== Required work ==
Output the entries word for word. Omit images.

== Data provided ==
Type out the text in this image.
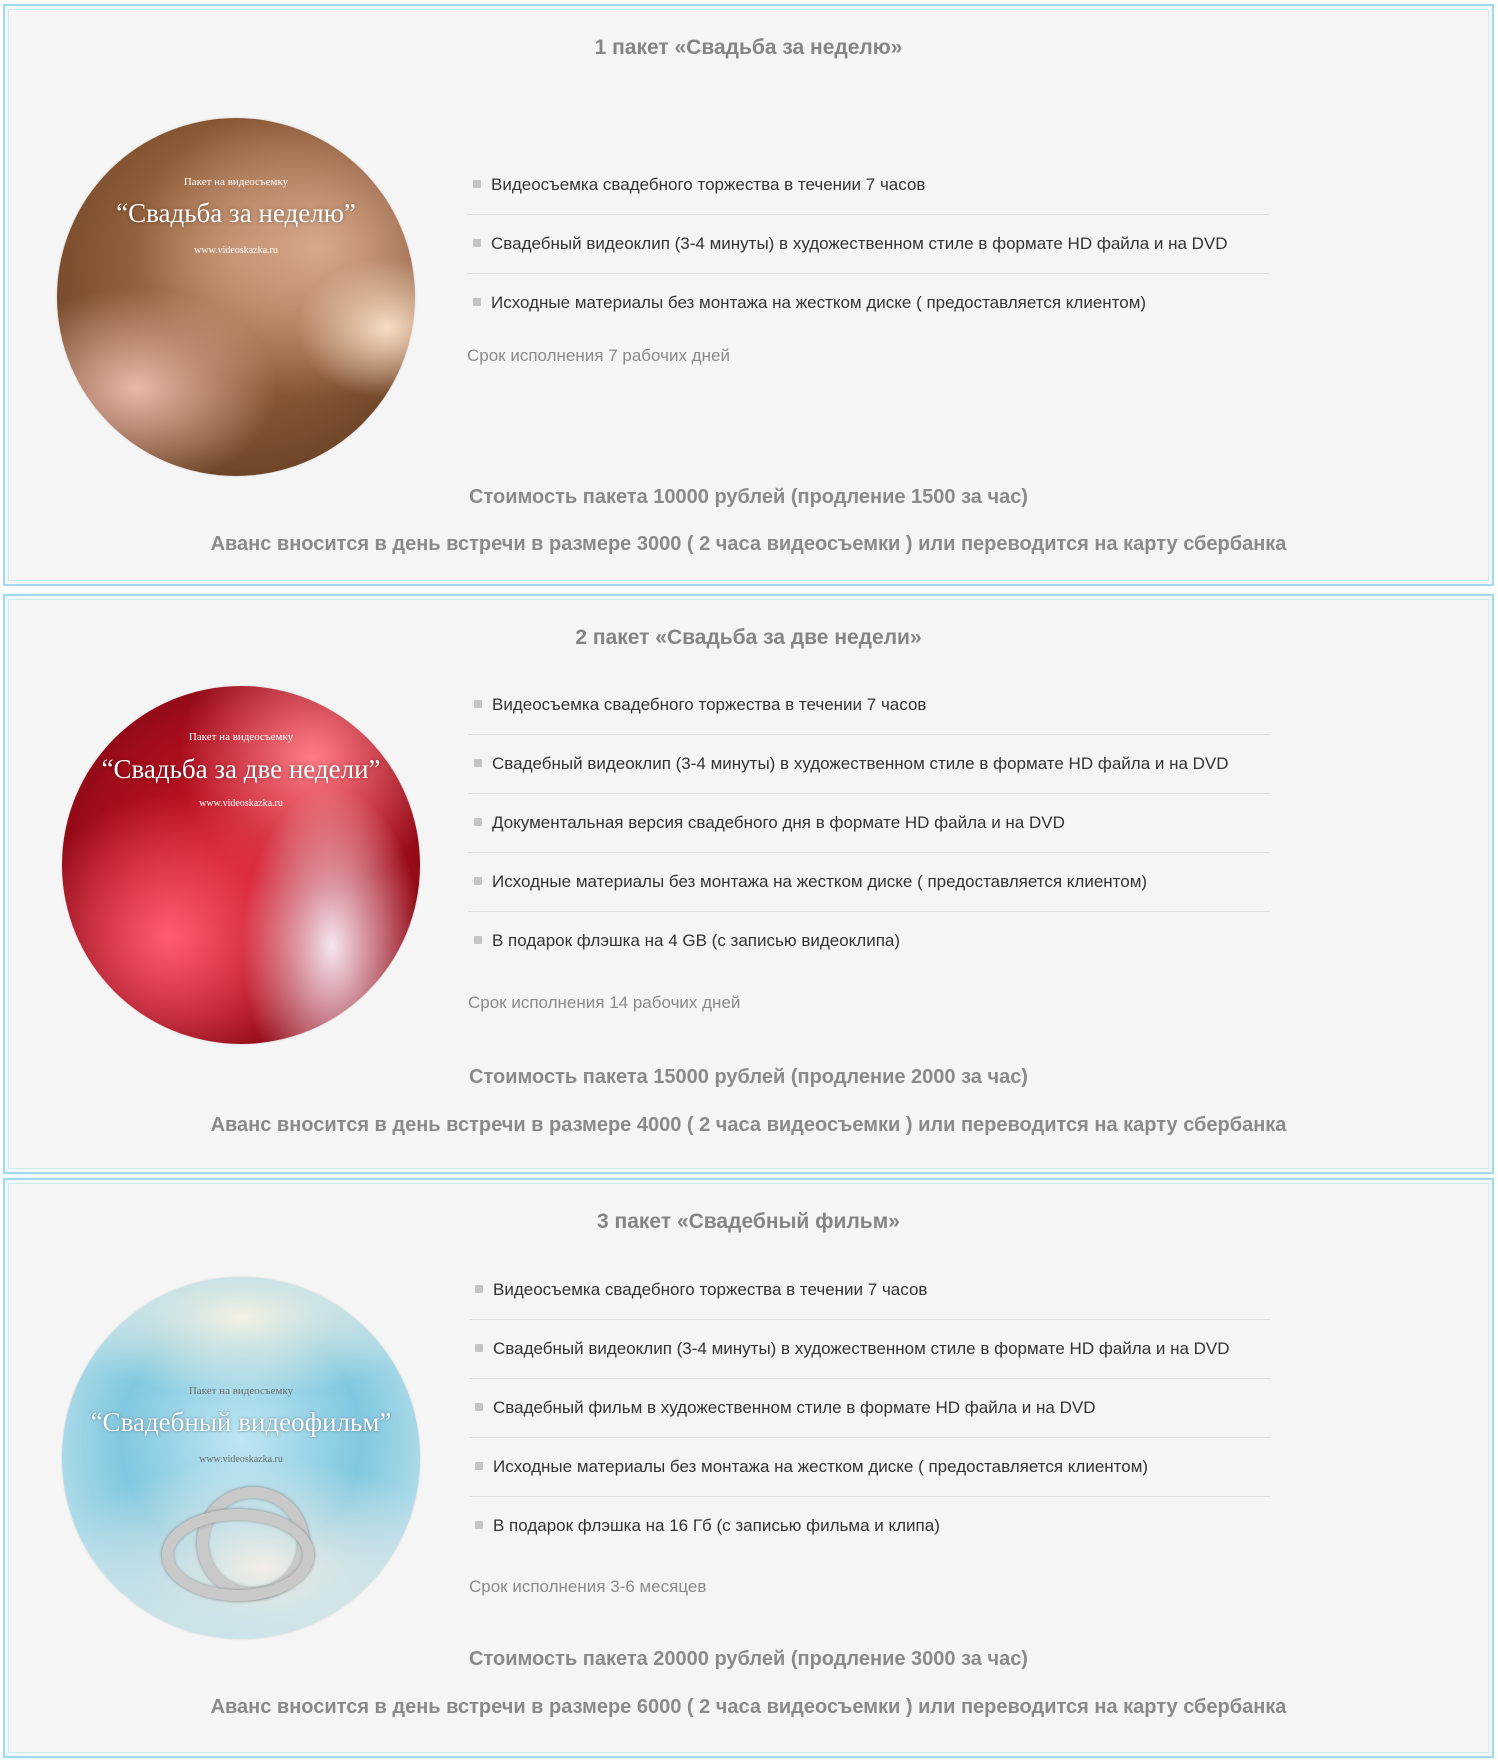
1 пакет «Свадьба за неделю»
Пакет на видеосъемку
“Свадьба за неделю”
www.videoskazka.ru
Видеосъемка свадебного торжества в течении 7 часов
Свадебный видеоклип (3-4 минуты) в художественном стиле в формате HD файла и на DVD
Исходные материалы без монтажа на жестком диске ( предоставляется клиентом)
Срок исполнения 7 рабочих дней
Стоимость пакета 10000 рублей (продление 1500 за час)
Аванс вносится в день встречи в размере 3000 ( 2 часа видеосъемки ) или переводится на карту сбербанка
2 пакет «Свадьба за две недели»
Пакет на видеосъемку
“Свадьба за две недели”
www.videoskazka.ru
Видеосъемка свадебного торжества в течении 7 часов
Свадебный видеоклип (3-4 минуты) в художественном стиле в формате HD файла и на DVD
Документальная версия свадебного дня в формате HD файла и на DVD
Исходные материалы без монтажа на жестком диске ( предоставляется клиентом)
В подарок флэшка на 4 GB (с записью видеоклипа)
Срок исполнения 14 рабочих дней
Стоимость пакета 15000 рублей (продление 2000 за час)
Аванс вносится в день встречи в размере 4000 ( 2 часа видеосъемки ) или переводится на карту сбербанка
3 пакет «Свадебный фильм»
Пакет на видеосъемку
“Свадебный видеофильм”
www.videoskazka.ru
Видеосъемка свадебного торжества в течении 7 часов
Свадебный видеоклип (3-4 минуты) в художественном стиле в формате HD файла и на DVD
Свадебный фильм в художественном стиле в формате HD файла и на DVD
Исходные материалы без монтажа на жестком диске ( предоставляется клиентом)
В подарок флэшка на 16 Гб (с записью фильма и клипа)
Срок исполнения 3-6 месяцев
Стоимость пакета 20000 рублей (продление 3000 за час)
Аванс вносится в день встречи в размере 6000 ( 2 часа видеосъемки ) или переводится на карту сбербанка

== Finished task ==
Type out the text in this image.
1 пакет «Свадьба за неделю»
Пакет на видеосъемку
“Свадьба за неделю”
www.videoskazka.ru
Видеосъемка свадебного торжества в течении 7 часов
Свадебный видеоклип (3-4 минуты) в художественном стиле в формате HD файла и на DVD
Исходные материалы без монтажа на жестком диске ( предоставляется клиентом)
Срок исполнения 7 рабочих дней
Стоимость пакета 10000 рублей (продление 1500 за час)
Аванс вносится в день встречи в размере 3000 ( 2 часа видеосъемки ) или переводится на карту сбербанка
2 пакет «Свадьба за две недели»
Пакет на видеосъемку
“Свадьба за две недели”
www.videoskazka.ru
Видеосъемка свадебного торжества в течении 7 часов
Свадебный видеоклип (3-4 минуты) в художественном стиле в формате HD файла и на DVD
Документальная версия свадебного дня в формате HD файла и на DVD
Исходные материалы без монтажа на жестком диске ( предоставляется клиентом)
В подарок флэшка на 4 GB (с записью видеоклипа)
Срок исполнения 14 рабочих дней
Стоимость пакета 15000 рублей (продление 2000 за час)
Аванс вносится в день встречи в размере 4000 ( 2 часа видеосъемки ) или переводится на карту сбербанка
3 пакет «Свадебный фильм»
Пакет на видеосъемку
“Свадебный видеофильм”
www.videoskazka.ru
Видеосъемка свадебного торжества в течении 7 часов
Свадебный видеоклип (3-4 минуты) в художественном стиле в формате HD файла и на DVD
Свадебный фильм в художественном стиле в формате HD файла и на DVD
Исходные материалы без монтажа на жестком диске ( предоставляется клиентом)
В подарок флэшка на 16 Гб (с записью фильма и клипа)
Срок исполнения 3-6 месяцев
Стоимость пакета 20000 рублей (продление 3000 за час)
Аванс вносится в день встречи в размере 6000 ( 2 часа видеосъемки ) или переводится на карту сбербанка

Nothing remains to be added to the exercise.